TO DO: Could you write out every record below exactly, leaving out any pictures?

DATA PROVIDED:
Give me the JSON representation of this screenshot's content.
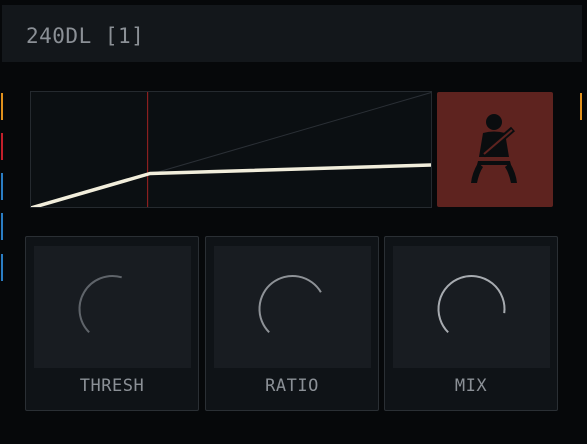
{
  "header": {
    "title": "240DL [1]"
  },
  "colors": {
    "accent_orange": "#e0901c",
    "accent_red": "#c21f2a",
    "accent_blue": "#2a7dc4",
    "curve": "#f2eedc",
    "threshold_line": "#8b1f1f",
    "button_bg": "#5e231f"
  },
  "graph": {
    "threshold_fraction": 0.29
  },
  "belt_button": {
    "icon": "seatbelt-icon"
  },
  "knobs": [
    {
      "label": "THRESH",
      "value": 0.56
    },
    {
      "label": "RATIO",
      "value": 0.72
    },
    {
      "label": "MIX",
      "value": 0.86
    }
  ]
}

EXERCISE SOLUTION:
Give me the JSON representation of this screenshot's content.
{
  "header": {
    "title": "240DL [1]"
  },
  "colors": {
    "accent_orange": "#e0901c",
    "accent_red": "#c21f2a",
    "accent_blue": "#2a7dc4",
    "curve": "#f2eedc",
    "threshold_line": "#8b1f1f",
    "button_bg": "#5e231f"
  },
  "graph": {
    "threshold_fraction": 0.29
  },
  "belt_button": {
    "icon": "seatbelt-icon"
  },
  "knobs": [
    {
      "label": "THRESH",
      "value": 0.56
    },
    {
      "label": "RATIO",
      "value": 0.72
    },
    {
      "label": "MIX",
      "value": 0.86
    }
  ]
}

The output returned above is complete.